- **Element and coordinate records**
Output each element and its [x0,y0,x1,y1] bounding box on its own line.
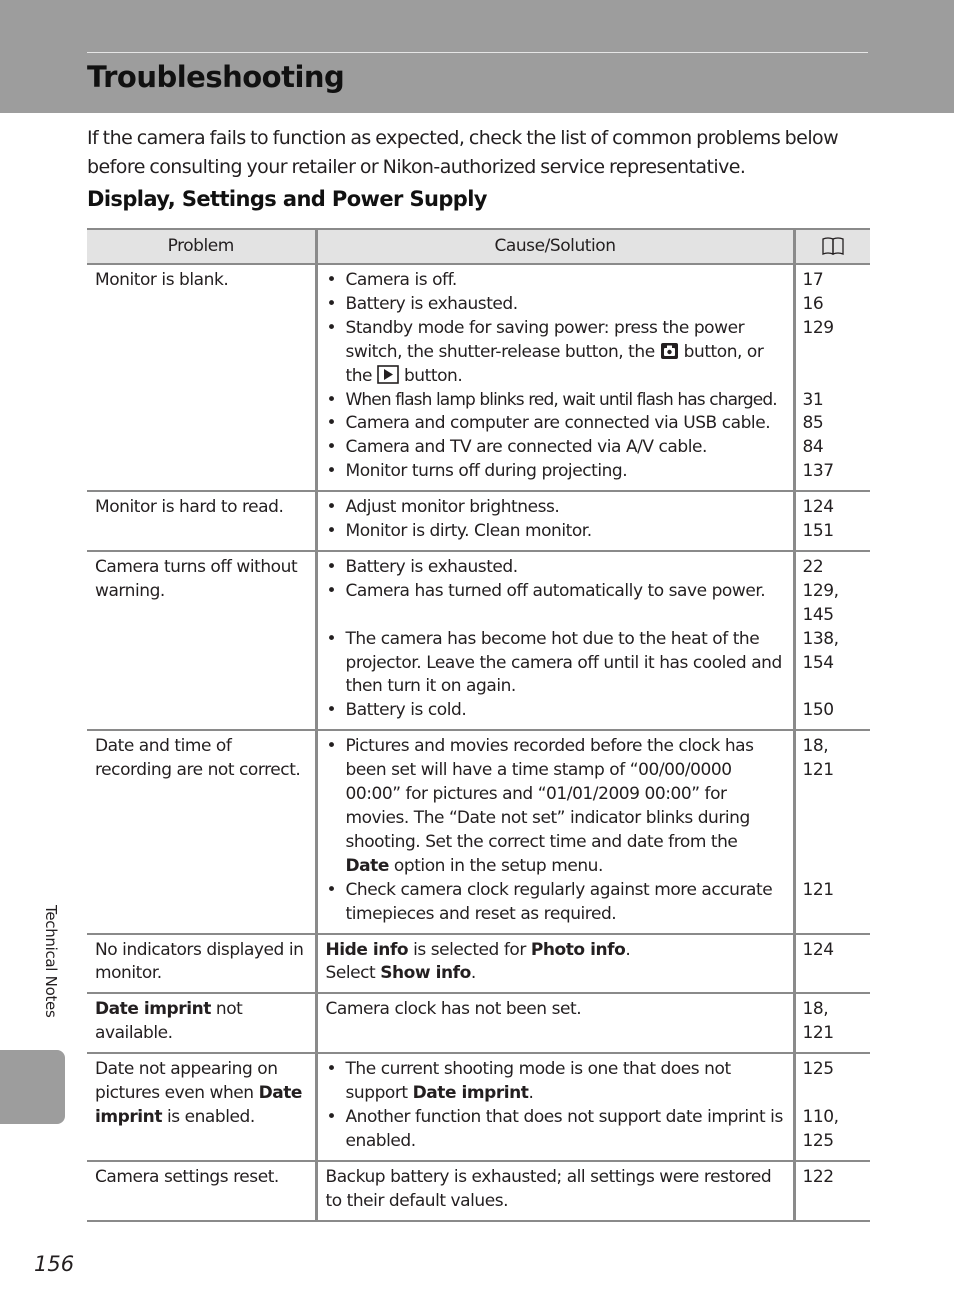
page-ref: 110, [802,1107,839,1127]
problem-bold-text: Date imprint [95,1083,303,1127]
page-ref: 151 [802,521,834,542]
page-ref: 125 [802,1059,834,1080]
cause-bold-text: Photo info [530,939,626,960]
page-ref: 145 [802,604,834,625]
cause-text: Standby mode for saving power: press the power switch, the shutter-release button, the [345,317,745,362]
cause-cell [316,730,794,933]
page-ref: 121 [802,879,834,900]
cause-bullet: • Adjust monitor brightness. [326,496,786,520]
cause-cell [316,934,794,994]
reference-cell [794,491,870,551]
cause-bold-text: Show info [380,963,471,984]
cause-text: The current shooting mode is one that does not support [345,1059,731,1104]
intro-paragraph: If the camera fails to function as expected, check the list of common problems below before consulting your retailer or Nikon-authorized service representative. [87,127,839,178]
troubleshooting-table [87,228,870,1222]
cause-text: button, or the [345,341,764,386]
table-row [87,551,870,730]
table-row [87,934,870,994]
reference-cell [794,934,870,994]
cause-cell [316,551,794,730]
page-ref: 18, [802,999,829,1020]
table-row [87,730,870,933]
header-reference [794,229,870,264]
cause-bullet: • Battery is exhausted. [326,293,786,317]
page-ref: 22 [802,556,824,577]
cause-text: is selected for [408,939,531,960]
cause-bullet [326,317,786,389]
page-ref: 122 [802,1166,834,1187]
problem-cell [87,1053,316,1161]
page-ref: 138, [802,628,839,649]
problem-cell: Camera turns off without warning. [87,551,316,730]
cause-text: . [528,1083,534,1104]
cause-bullet: • Monitor is dirty. Clean monitor. [326,520,786,544]
cause-bullet: • Camera is off. [326,269,786,293]
problem-cell [87,993,316,1053]
cause-cell: Backup battery is exhausted; all settings were restored to their default values. [316,1161,794,1221]
cause-bullet: • Battery is exhausted. [326,556,786,580]
page-ref-spacer [803,341,869,365]
page-ref: 129 [802,317,834,338]
cause-bullet: • The camera has become hot due to the heat of the projector. Leave the camera off until it has cooled and then turn it on again. [326,628,786,700]
book-reference-icon [820,236,846,256]
reference-cell [794,551,870,730]
playback-button-icon [377,365,399,384]
page-ref-spacer [803,783,869,807]
table-row [87,264,870,491]
page-ref-spacer [803,807,869,831]
table-row [87,1161,870,1221]
problem-cell: Camera settings reset. [87,1161,316,1221]
header-cause-solution: Cause/Solution [316,229,794,264]
page-ref-spacer [803,365,869,389]
cause-bold-text: Hide info [325,939,409,960]
cause-bullet: • Check camera clock regularly against more accurate timepieces and reset as required. [326,879,786,927]
page-ref: 150 [802,700,834,721]
page-ref: 16 [802,293,824,314]
page-ref: 154 [802,652,834,673]
table-row [87,491,870,551]
section-heading: Display, Settings and Power Supply [87,187,487,211]
reference-cell [794,730,870,933]
problem-cell: Monitor is blank. [87,264,316,491]
reference-cell [794,264,870,491]
cause-cell [316,1053,794,1161]
cause-bullet [326,735,786,878]
page-ref: 31 [802,389,824,410]
page-ref-spacer [803,676,869,700]
cause-bullet: • Camera has turned off automatically to save power. [326,580,786,604]
page-ref: 129, [802,580,839,601]
cause-text: option in the setup menu. [388,855,603,876]
section-side-tab [0,1050,65,1124]
cause-cell [316,491,794,551]
table-header-row [87,229,870,264]
cause-bold-text: Date [345,855,389,876]
page-ref: 124 [802,497,834,518]
problem-cell: Date and time of recording are not correct. [87,730,316,933]
cause-text: . [625,939,631,960]
problem-text: not available. [95,999,243,1044]
page-ref: 121 [802,1023,834,1044]
page-ref: 84 [802,437,824,458]
side-tab-label: Technical Notes [42,905,60,1018]
cause-bullet: • Camera and TV are connected via A/V cable. [326,436,786,460]
cause-text: button. [399,365,463,386]
problem-cell: No indicators displayed in monitor. [87,934,316,994]
table-row [87,1053,870,1161]
cause-bullet: • Battery is cold. [326,699,786,723]
page-ref: 85 [802,413,824,434]
header-problem: Problem [87,229,316,264]
cause-text: Pictures and movies recorded before the clock has been set will have a time stamp of “00/00/0000 00:00” for pictures and “01/01/2009 00:00” for movies. The “Date not set” indicator blinks during shooting. Set the correct time and date from the [345,736,754,852]
reference-cell [794,1053,870,1161]
cause-cell: Camera clock has not been set. [316,993,794,1053]
cause-bullet: • Another function that does not support date imprint is enabled. [326,1106,786,1154]
cause-bullet: • Monitor turns off during projecting. [326,460,786,484]
page-ref: 18, [802,736,829,757]
cause-bold-text: Date imprint [412,1083,529,1104]
problem-text: is enabled. [162,1107,255,1127]
page-title: Troubleshooting [87,60,345,94]
cause-cell [316,264,794,491]
page-ref-spacer [803,1082,869,1106]
cause-bullet: • When flash lamp blinks red, wait until flash has charged. [326,389,786,413]
reference-cell [794,1161,870,1221]
page-number: 156 [34,1252,75,1276]
page-ref: 137 [802,461,834,482]
problem-bold-text: Date imprint [95,999,211,1020]
page-ref-spacer [803,831,869,855]
page-ref: 124 [802,939,834,960]
page-ref: 125 [802,1130,834,1151]
cause-text: Select [325,963,381,984]
page-ref: 121 [802,760,834,781]
problem-text: Date not appearing on pictures even when [95,1059,278,1104]
cause-text: . [470,963,476,984]
page-ref: 17 [802,270,824,290]
cause-bullet: • Camera and computer are connected via USB cable. [326,412,786,436]
header-rule [87,52,868,53]
reference-cell [794,993,870,1053]
camera-shooting-mode-icon [660,342,679,360]
table-row [87,993,870,1053]
page-ref-spacer [803,855,869,879]
cause-bullet [326,1058,786,1106]
header-band [0,0,954,113]
problem-cell: Monitor is hard to read. [87,491,316,551]
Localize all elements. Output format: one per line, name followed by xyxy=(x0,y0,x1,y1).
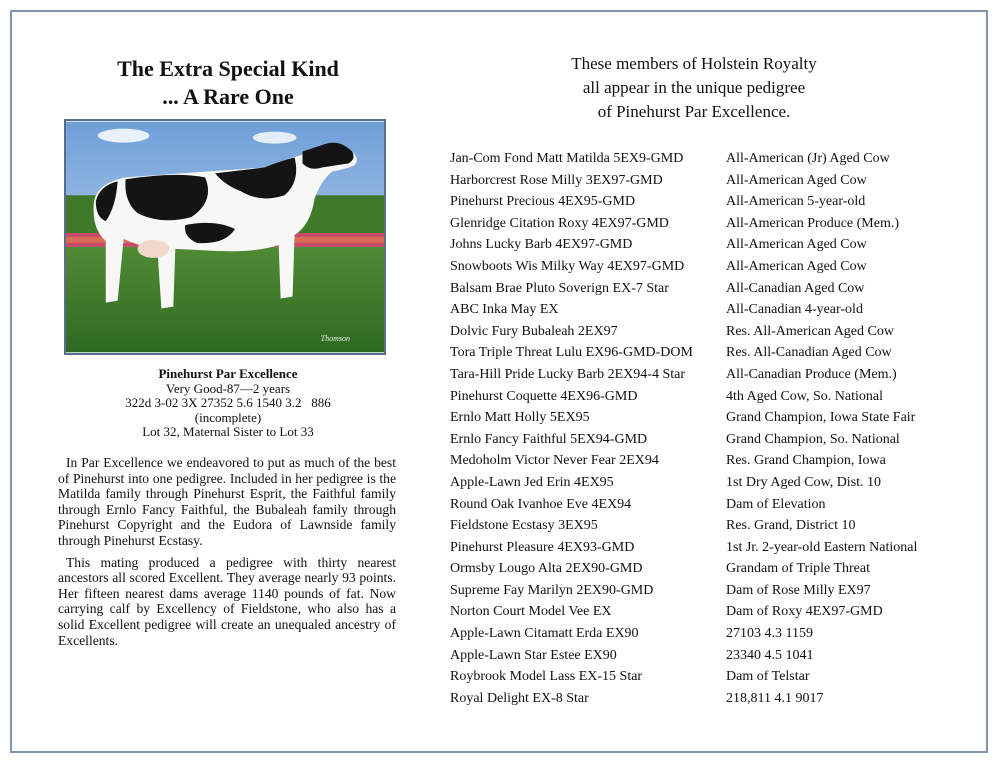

- **PROBLEM REQUIREMENTS**
Write out all the rows above again, replacing "troubleshooting-table" with "fault-table" wherever it appears and keeping everything else the same. Omit the pictures.

- **RESULT FOR THIS TASK**
Output each element and its [x0,y0,x1,y1] bounding box on its own line.
page-ref: 110, [802,1107,839,1127]
problem-bold-text: Date imprint [95,1083,303,1127]
page-ref: 151 [802,521,834,542]
page-ref: 125 [802,1059,834,1080]
cause-bold-text: Photo info [530,939,626,960]
page-ref: 145 [802,604,834,625]
cause-text: Standby mode for saving power: press the power switch, the shutter-release button, the [345,317,745,362]
cause-cell [316,730,794,933]
page-ref: 121 [802,879,834,900]
cause-bullet: • Adjust monitor brightness. [326,496,786,520]
cause-cell [316,934,794,994]
reference-cell [794,491,870,551]
cause-bold-text: Show info [380,963,471,984]
cause-text: The current shooting mode is one that does not support [345,1059,731,1104]
intro-paragraph: If the camera fails to function as expected, check the list of common problems below before consulting your retailer or Nikon-authorized service representative. [87,127,839,178]
fault-table [87,228,870,1222]
cause-text: button, or the [345,341,764,386]
table-row [87,551,870,730]
table-row [87,934,870,994]
reference-cell [794,934,870,994]
cause-cell [316,551,794,730]
page-ref: 18, [802,999,829,1020]
table-row [87,730,870,933]
header-reference [794,229,870,264]
cause-bullet: • Battery is exhausted. [326,293,786,317]
page-ref: 22 [802,556,824,577]
cause-text: is selected for [408,939,531,960]
cause-bullet [326,317,786,389]
page-ref: 122 [802,1166,834,1187]
problem-cell [87,1053,316,1161]
page-ref: 138, [802,628,839,649]
problem-cell: Camera turns off without warning. [87,551,316,730]
cause-text: . [528,1083,534,1104]
cause-bullet: • Monitor is dirty. Clean monitor. [326,520,786,544]
cause-bullet: • Camera is off. [326,269,786,293]
problem-cell [87,993,316,1053]
cause-cell: Backup battery is exhausted; all settings were restored to their default values. [316,1161,794,1221]
cause-bullet: • Battery is exhausted. [326,556,786,580]
page-ref-spacer [803,341,869,365]
page-ref: 129 [802,317,834,338]
cause-bullet: • The camera has become hot due to the heat of the projector. Leave the camera off until it has cooled and then turn it on again. [326,628,786,700]
book-reference-icon [820,236,846,256]
reference-cell [794,551,870,730]
playback-button-icon [377,365,399,384]
page-ref-spacer [803,783,869,807]
table-row [87,264,870,491]
page-ref-spacer [803,807,869,831]
table-row [87,1161,870,1221]
problem-cell: Camera settings reset. [87,1161,316,1221]
header-cause-solution: Cause/Solution [316,229,794,264]
page-ref-spacer [803,365,869,389]
cause-bold-text: Hide info [325,939,409,960]
cause-bullet: • Check camera clock regularly against more accurate timepieces and reset as required. [326,879,786,927]
page-ref: 150 [802,700,834,721]
page-ref: 16 [802,293,824,314]
page-ref: 154 [802,652,834,673]
table-row [87,491,870,551]
section-heading: Display, Settings and Power Supply [87,187,487,211]
reference-cell [794,730,870,933]
problem-cell: Monitor is blank. [87,264,316,491]
reference-cell [794,264,870,491]
cause-cell [316,1053,794,1161]
cause-bullet [326,735,786,878]
page-ref: 31 [802,389,824,410]
page-ref-spacer [803,676,869,700]
cause-bullet: • Camera has turned off automatically to save power. [326,580,786,604]
page-ref: 129, [802,580,839,601]
cause-text: option in the setup menu. [388,855,603,876]
section-side-tab [0,1050,65,1124]
cause-cell [316,491,794,551]
table-header-row [87,229,870,264]
cause-bold-text: Date [345,855,389,876]
page-ref: 124 [802,497,834,518]
problem-cell: Date and time of recording are not correct. [87,730,316,933]
cause-text: . [625,939,631,960]
problem-text: not available. [95,999,243,1044]
page-ref: 121 [802,1023,834,1044]
page-ref: 84 [802,437,824,458]
side-tab-label: Technical Notes [42,905,60,1018]
cause-bullet: • Camera and TV are connected via A/V cable. [326,436,786,460]
cause-text: button. [399,365,463,386]
problem-cell: No indicators displayed in monitor. [87,934,316,994]
table-row [87,1053,870,1161]
cause-bullet: • Battery is cold. [326,699,786,723]
page-ref: 85 [802,413,824,434]
header-problem: Problem [87,229,316,264]
cause-text: Pictures and movies recorded before the clock has been set will have a time stamp of “00/00/0000 00:00” for pictures and “01/01/2009 00:00” for movies. The “Date not set” indicator blinks during shooting. Set the correct time and date from the [345,736,754,852]
reference-cell [794,1053,870,1161]
cause-cell: Camera clock has not been set. [316,993,794,1053]
cause-bullet: • Another function that does not support date imprint is enabled. [326,1106,786,1154]
cause-bullet: • Monitor turns off during projecting. [326,460,786,484]
page-ref: 18, [802,736,829,757]
cause-bold-text: Date imprint [412,1083,529,1104]
problem-text: is enabled. [162,1107,255,1127]
page-title: Troubleshooting [87,60,345,94]
cause-cell [316,264,794,491]
page-ref-spacer [803,1082,869,1106]
cause-bullet: • When flash lamp blinks red, wait until flash has charged. [326,389,786,413]
reference-cell [794,1161,870,1221]
page-number: 156 [34,1252,75,1276]
page-ref: 137 [802,461,834,482]
problem-bold-text: Date imprint [95,999,211,1020]
page-ref-spacer [803,831,869,855]
page-ref: 124 [802,939,834,960]
page-ref: 125 [802,1130,834,1151]
cause-text: Select [325,963,381,984]
page-ref: 121 [802,760,834,781]
problem-text: Date not appearing on pictures even when [95,1059,278,1104]
cause-text: . [470,963,476,984]
page-ref: 17 [802,270,824,290]
cause-bullet: • Camera and computer are connected via USB cable. [326,412,786,436]
header-rule [87,52,868,53]
reference-cell [794,993,870,1053]
camera-shooting-mode-icon [660,342,679,360]
table-row [87,993,870,1053]
page-ref-spacer [803,855,869,879]
cause-bullet [326,1058,786,1106]
header-band [0,0,954,113]
problem-cell: Monitor is hard to read. [87,491,316,551]
Localize all elements. Output format: one per line, name followed by xyxy=(x0,y0,x1,y1).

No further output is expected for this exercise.